START
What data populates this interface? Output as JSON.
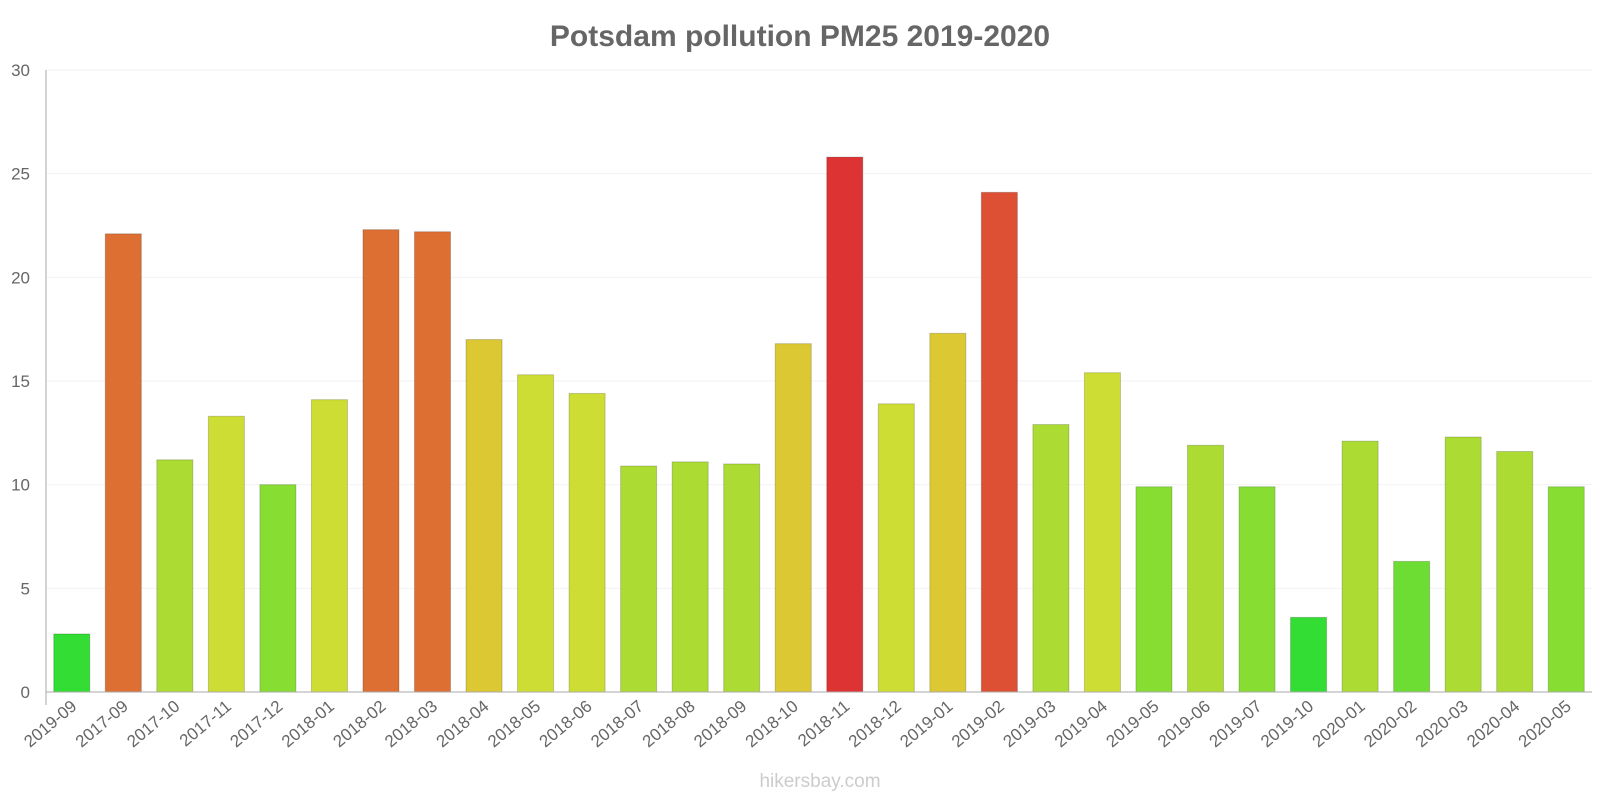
{
  "chart_data": {
    "type": "bar",
    "title": "Potsdam pollution PM25 2019-2020",
    "xlabel": "",
    "ylabel": "",
    "ylim": [
      0,
      30
    ],
    "yticks": [
      0,
      5,
      10,
      15,
      20,
      25,
      30
    ],
    "grid": true,
    "legend": "none",
    "categories": [
      "2019-09",
      "2017-09",
      "2017-10",
      "2017-11",
      "2017-12",
      "2018-01",
      "2018-02",
      "2018-03",
      "2018-04",
      "2018-05",
      "2018-06",
      "2018-07",
      "2018-08",
      "2018-09",
      "2018-10",
      "2018-11",
      "2018-12",
      "2019-01",
      "2019-02",
      "2019-03",
      "2019-04",
      "2019-05",
      "2019-06",
      "2019-07",
      "2019-10",
      "2020-01",
      "2020-02",
      "2020-03",
      "2020-04",
      "2020-05"
    ],
    "values": [
      2.8,
      22.1,
      11.2,
      13.3,
      10.0,
      14.1,
      22.3,
      22.2,
      17.0,
      15.3,
      14.4,
      10.9,
      11.1,
      11.0,
      16.8,
      25.8,
      13.9,
      17.3,
      24.1,
      12.9,
      15.4,
      9.9,
      11.9,
      9.9,
      3.6,
      12.1,
      6.3,
      12.3,
      11.6,
      9.9
    ],
    "colors": [
      "#33dd33",
      "#dd6f33",
      "#acdc33",
      "#cedd33",
      "#88dd33",
      "#cedd33",
      "#dd6f33",
      "#dd6f33",
      "#dcc833",
      "#cedd33",
      "#cedd33",
      "#acdc33",
      "#acdc33",
      "#acdc33",
      "#dcc833",
      "#dd3333",
      "#cedd33",
      "#dcc833",
      "#dd5033",
      "#acdc33",
      "#cedd33",
      "#88dd33",
      "#acdc33",
      "#88dd33",
      "#33dd33",
      "#acdc33",
      "#6ddd33",
      "#acdc33",
      "#acdc33",
      "#88dd33"
    ]
  },
  "credit": "hikersbay.com"
}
END
Written task
Quote the entries in full. Any image among them is to be omitted from the copy.

Result of this task
What data populates this interface? Output as JSON.
{
  "chart_data": {
    "type": "bar",
    "title": "Potsdam pollution PM25 2019-2020",
    "xlabel": "",
    "ylabel": "",
    "ylim": [
      0,
      30
    ],
    "yticks": [
      0,
      5,
      10,
      15,
      20,
      25,
      30
    ],
    "grid": true,
    "legend": "none",
    "categories": [
      "2019-09",
      "2017-09",
      "2017-10",
      "2017-11",
      "2017-12",
      "2018-01",
      "2018-02",
      "2018-03",
      "2018-04",
      "2018-05",
      "2018-06",
      "2018-07",
      "2018-08",
      "2018-09",
      "2018-10",
      "2018-11",
      "2018-12",
      "2019-01",
      "2019-02",
      "2019-03",
      "2019-04",
      "2019-05",
      "2019-06",
      "2019-07",
      "2019-10",
      "2020-01",
      "2020-02",
      "2020-03",
      "2020-04",
      "2020-05"
    ],
    "values": [
      2.8,
      22.1,
      11.2,
      13.3,
      10.0,
      14.1,
      22.3,
      22.2,
      17.0,
      15.3,
      14.4,
      10.9,
      11.1,
      11.0,
      16.8,
      25.8,
      13.9,
      17.3,
      24.1,
      12.9,
      15.4,
      9.9,
      11.9,
      9.9,
      3.6,
      12.1,
      6.3,
      12.3,
      11.6,
      9.9
    ],
    "colors": [
      "#33dd33",
      "#dd6f33",
      "#acdc33",
      "#cedd33",
      "#88dd33",
      "#cedd33",
      "#dd6f33",
      "#dd6f33",
      "#dcc833",
      "#cedd33",
      "#cedd33",
      "#acdc33",
      "#acdc33",
      "#acdc33",
      "#dcc833",
      "#dd3333",
      "#cedd33",
      "#dcc833",
      "#dd5033",
      "#acdc33",
      "#cedd33",
      "#88dd33",
      "#acdc33",
      "#88dd33",
      "#33dd33",
      "#acdc33",
      "#6ddd33",
      "#acdc33",
      "#acdc33",
      "#88dd33"
    ]
  },
  "credit": "hikersbay.com"
}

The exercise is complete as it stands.